Challenge:
In the records below, copy word for word the lines starting at the line that contains "document-meta-block: 發文日期：中華民國98年8月6日 發文字號：法檢一字第0980182279號" and ending at the line that contains "22, 19, 37]", with both of those lines included.

Provided records:
^^^^

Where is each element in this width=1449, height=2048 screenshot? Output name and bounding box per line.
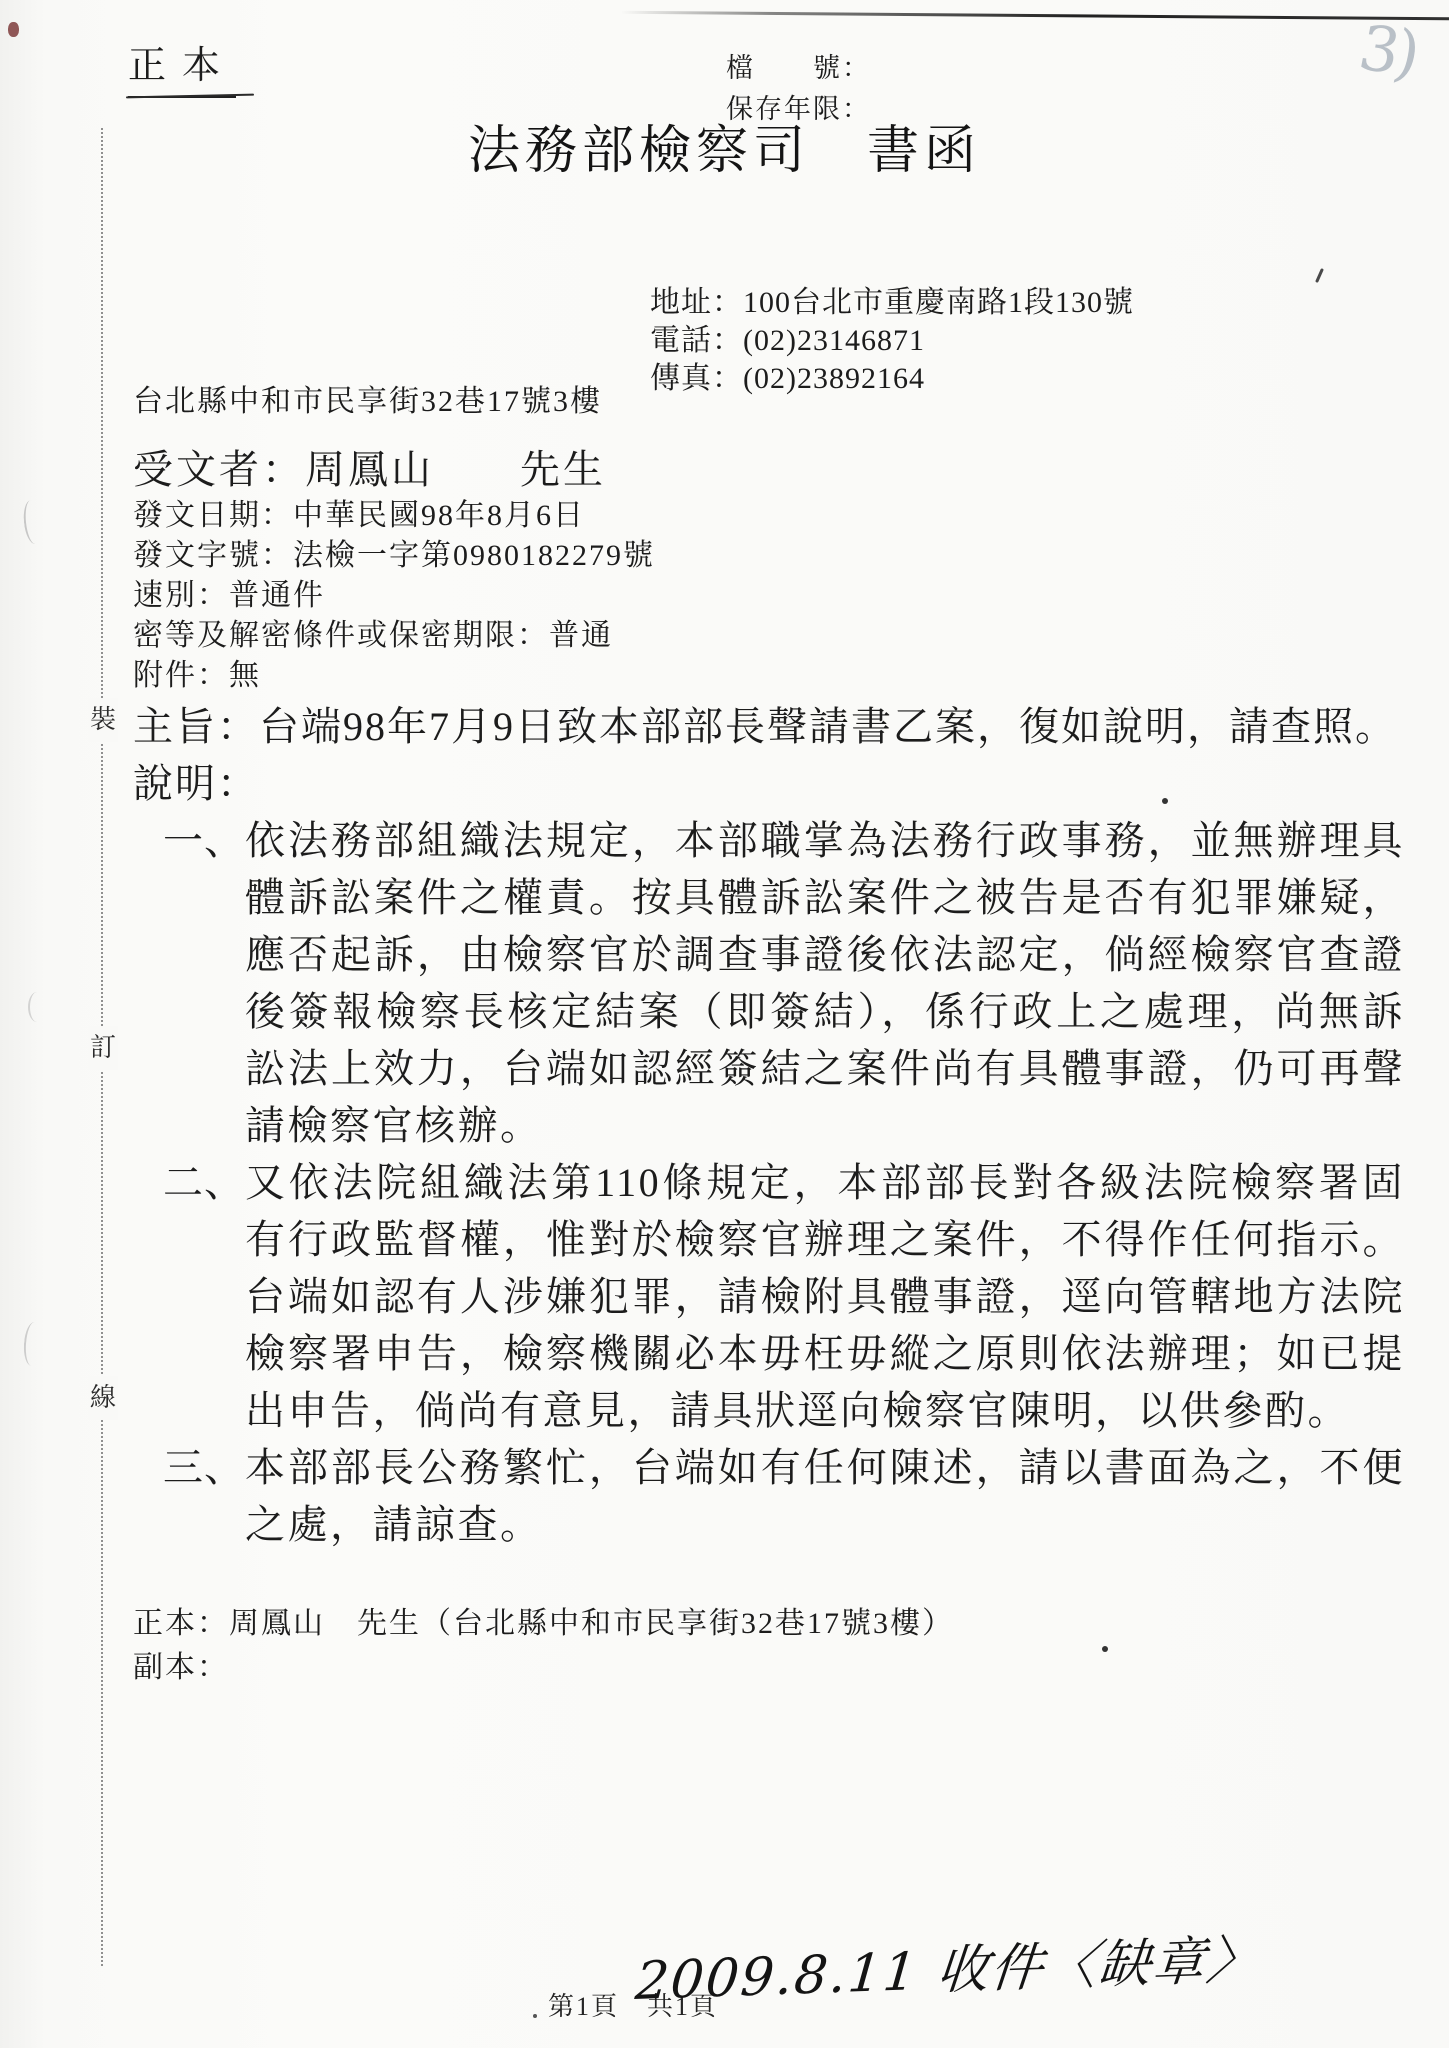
document-meta-block: 發文日期：中華民國98年8月6日 發文字號：法檢一字第0980182279號 速…	[133, 496, 655, 696]
paragraph-3-number: 三、	[163, 1439, 245, 1496]
paragraph-1: 一、 依法務部組織法規定，本部職掌為法務行政事務，並無辦理具體訴訟案件之權責。按…	[163, 812, 1413, 1154]
document-title: 法務部檢察司 書函	[0, 108, 1449, 183]
subject-line: 主旨：台端98年7月9日致本部部長聲請書乙案，復如說明，請查照。	[133, 698, 1423, 755]
attachment-line: 附件：無	[133, 656, 655, 696]
classification-line: 密等及解密條件或保密期限：普通	[133, 616, 655, 656]
corner-ink-speck	[8, 22, 19, 37]
recipient-address: 台北縣中和市民享街32巷17號3樓	[133, 376, 602, 420]
handwritten-receipt-note: 2009.8.11 收件〈缺章〉	[633, 1917, 1264, 2014]
archive-no-label: 檔 號：	[726, 48, 871, 89]
paragraph-3-text: 本部部長公務繁忙，台端如有任何陳述，請以書面為之，不便之處，請諒查。	[245, 1439, 1405, 1553]
binding-label-xian: 線	[88, 1376, 118, 1420]
binding-label-ding: 訂	[88, 1026, 118, 1070]
pencil-page-number: 3)	[1353, 11, 1422, 90]
scan-line-artifact	[620, 11, 1449, 21]
body-paragraphs: 一、 依法務部組織法規定，本部職掌為法務行政事務，並無辦理具體訴訟案件之權責。按…	[163, 812, 1413, 1553]
scanned-letter-page: 3) 裝 訂 線 正本 檔 號： 保存年限： 法務部檢察司 書函 地址：100台…	[0, 0, 1449, 2048]
explanation-label: 說明：	[133, 755, 1423, 812]
copy-type-label: 正本	[128, 34, 236, 98]
scan-curve-artifact	[22, 499, 45, 545]
ink-dot	[1102, 1646, 1108, 1652]
issue-date-line: 發文日期：中華民國98年8月6日	[133, 496, 655, 536]
paragraph-2: 二、 又依法院組織法第110條規定，本部部長對各級法院檢察署固有行政監督權，惟對…	[163, 1154, 1413, 1439]
ink-dot	[533, 2014, 537, 2018]
reference-number-line: 發文字號：法檢一字第0980182279號	[133, 536, 655, 576]
addressee-line: 受文者：周鳳山 先生	[133, 438, 606, 495]
distribution-original: 正本：周鳳山 先生（台北縣中和市民享街32巷17號3樓）	[133, 1602, 954, 1646]
paragraph-2-text: 又依法院組織法第110條規定，本部部長對各級法院檢察署固有行政監督權，惟對於檢察…	[245, 1154, 1405, 1439]
sender-phone: 電話：(02)23146871	[650, 322, 1134, 360]
sender-address: 地址：100台北市重慶南路1段130號	[650, 284, 1134, 322]
distribution-copy: 副本：	[133, 1646, 954, 1690]
distribution-block: 正本：周鳳山 先生（台北縣中和市民享街32巷17號3樓） 副本：	[133, 1602, 954, 1690]
paragraph-1-text: 依法務部組織法規定，本部職掌為法務行政事務，並無辦理具體訴訟案件之權責。按具體訴…	[245, 812, 1405, 1154]
binding-label-zhuang: 裝	[88, 698, 118, 742]
sender-contact-block: 地址：100台北市重慶南路1段130號 電話：(02)23146871 傳真：(…	[650, 284, 1134, 398]
scan-curve-artifact	[22, 1321, 43, 1366]
paragraph-2-number: 二、	[163, 1154, 245, 1211]
scan-curve-artifact	[28, 992, 46, 1022]
paragraph-3: 三、 本部部長公務繁忙，台端如有任何陳述，請以書面為之，不便之處，請諒查。	[163, 1439, 1413, 1553]
sender-fax: 傳真：(02)23892164	[650, 360, 1134, 398]
stray-tick-mark	[1315, 268, 1324, 283]
paragraph-1-number: 一、	[163, 812, 245, 869]
subject-block: 主旨：台端98年7月9日致本部部長聲請書乙案，復如說明，請查照。 說明：	[133, 698, 1423, 812]
priority-line: 速別：普通件	[133, 576, 655, 616]
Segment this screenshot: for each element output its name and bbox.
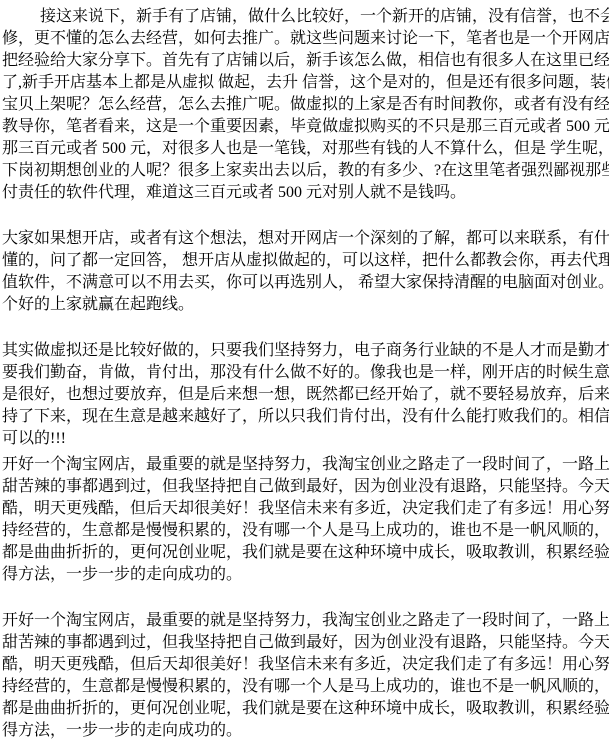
text-line: 得方法，一步一步的走向成功的。 (2, 720, 609, 742)
paragraph-3: 其实做虚拟还是比较好做的，只要我们坚持努力，电子商务行业缺的不是人才而是勤才,只… (2, 340, 609, 450)
text-line: 酷，明天更残酷，但后天却很美好！我坚信未来有多近，决定我们走了有多远！用心努力坚 (2, 498, 609, 520)
text-line: 要我们勤奋，肯做，肯付出，那没有什么做不好的。像我也是一样，刚开店的时候生意总不 (2, 362, 609, 384)
document-page: 接这来说下，新手有了店铺，做什么比较好，一个新开的店铺，没有信誉，也不会装 修，… (0, 0, 611, 753)
text-line: 那三百元或者 500 元，对很多人也是一笔钱，对那些有钱的人不算什么，但是 学生… (2, 138, 609, 160)
text-line: 都是曲曲折折的，更何况创业呢，我们就是要在这种环境中成长，吸取教训，积累经验,懂 (2, 542, 609, 564)
text-line: 接这来说下，新手有了店铺，做什么比较好，一个新开的店铺，没有信誉，也不会装 (2, 6, 609, 28)
paragraph-4: 开好一个淘宝网店，最重要的就是坚持努力，我淘宝创业之路走了一段时间了，一路上,酸… (2, 454, 609, 586)
paragraph-1: 接这来说下，新手有了店铺，做什么比较好，一个新开的店铺，没有信誉，也不会装 修，… (2, 6, 609, 204)
text-line: 了,新手开店基本上都是从虚拟 做起，去升 信誉，这个是对的，但是还有很多问题，装… (2, 72, 609, 94)
text-line: 修，更不懂的怎么去经营，如何去推广。就这些问题来讨论一下，笔者也是一个开网店的， (2, 28, 609, 50)
text-line: 持经营的，生意都是慢慢积累的，没有哪一个人是马上成功的，谁也不是一帆风顺的，生活 (2, 520, 609, 542)
text-line: 持经营的，生意都是慢慢积累的，没有哪一个人是马上成功的，谁也不是一帆风顺的，生活 (2, 676, 609, 698)
text-line: 个好的上家就赢在起跑线。 (2, 294, 609, 316)
text-line: 开好一个淘宝网店，最重要的就是坚持努力，我淘宝创业之路走了一段时间了，一路上,酸 (2, 610, 609, 632)
text-line: 付责任的软件代理，难道这三百元或者 500 元对别人就不是钱吗。 (2, 182, 609, 204)
text-line: 酷，明天更残酷，但后天却很美好！我坚信未来有多近，决定我们走了有多远！用心努力坚 (2, 654, 609, 676)
text-line: 懂的，问了都一定回答， 想开店从虚拟做起的，可以这样，把什么都教会你，再去代理充 (2, 250, 609, 272)
text-line: 大家如果想开店，或者有这个想法，想对开网店一个深刻的了解，都可以来联系，有什么不 (2, 228, 609, 250)
text-line: 宝贝上架呢？怎么经营，怎么去推广呢。做虚拟的上家是否有时间教你，或者有没有经验去 (2, 94, 609, 116)
text-line: 持了下来，现在生意是越来越好了，所以只我们肯付出，没有什么能打败我们的。相信你也 (2, 406, 609, 428)
text-line: 下岗初期想创业的人呢？很多上家卖出去以后，教的有多少、?在这里笔者强烈鄙视那些不 (2, 160, 609, 182)
paragraph-2: 大家如果想开店，或者有这个想法，想对开网店一个深刻的了解，都可以来联系，有什么不… (2, 228, 609, 316)
text-line: 可以的!!! (2, 428, 609, 450)
text-line: 其实做虚拟还是比较好做的，只要我们坚持努力，电子商务行业缺的不是人才而是勤才,只 (2, 340, 609, 362)
text-line: 开好一个淘宝网店，最重要的就是坚持努力，我淘宝创业之路走了一段时间了，一路上,酸 (2, 454, 609, 476)
text-line: 值软件，不满意可以不用去买，你可以再选别人， 希望大家保持清醒的电脑面对创业。找 (2, 272, 609, 294)
text-line: 教导你，笔者看来，这是一个重要因素，毕竟做虚拟购买的不只是那三百元或者 500 … (2, 116, 609, 138)
text-line: 是很好，也想过要放弃，但是后来想一想，既然都已经开始了，就不要轻易放弃，后来就坚 (2, 384, 609, 406)
text-line: 甜苦辣的事都遇到过，但我坚持把自己做到最好，因为创业没有退路，只能坚持。今天很残 (2, 632, 609, 654)
paragraph-5: 开好一个淘宝网店，最重要的就是坚持努力，我淘宝创业之路走了一段时间了，一路上,酸… (2, 610, 609, 742)
text-line: 都是曲曲折折的，更何况创业呢，我们就是要在这种环境中成长，吸取教训，积累经验,懂 (2, 698, 609, 720)
text-line: 把经验给大家分享下。首先有了店铺以后，新手该怎么做，相信也有很多人在这里已经了解 (2, 50, 609, 72)
text-line: 得方法，一步一步的走向成功的。 (2, 564, 609, 586)
text-line: 甜苦辣的事都遇到过，但我坚持把自己做到最好，因为创业没有退路，只能坚持。今天很残 (2, 476, 609, 498)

^^^^

Problem solution:
document-meta-block: 發文日期：中華民國98年8月6日 發文字號：法檢一字第0980182279號 速…	[133, 496, 655, 696]
paragraph-3-number: 三、	[163, 1439, 245, 1496]
paragraph-1: 一、 依法務部組織法規定，本部職掌為法務行政事務，並無辦理具體訴訟案件之權責。按…	[163, 812, 1413, 1154]
document-title: 法務部檢察司 書函	[0, 108, 1449, 183]
subject-line: 主旨：台端98年7月9日致本部部長聲請書乙案，復如說明，請查照。	[133, 698, 1423, 755]
attachment-line: 附件：無	[133, 656, 655, 696]
classification-line: 密等及解密條件或保密期限：普通	[133, 616, 655, 656]
corner-ink-speck	[8, 22, 19, 37]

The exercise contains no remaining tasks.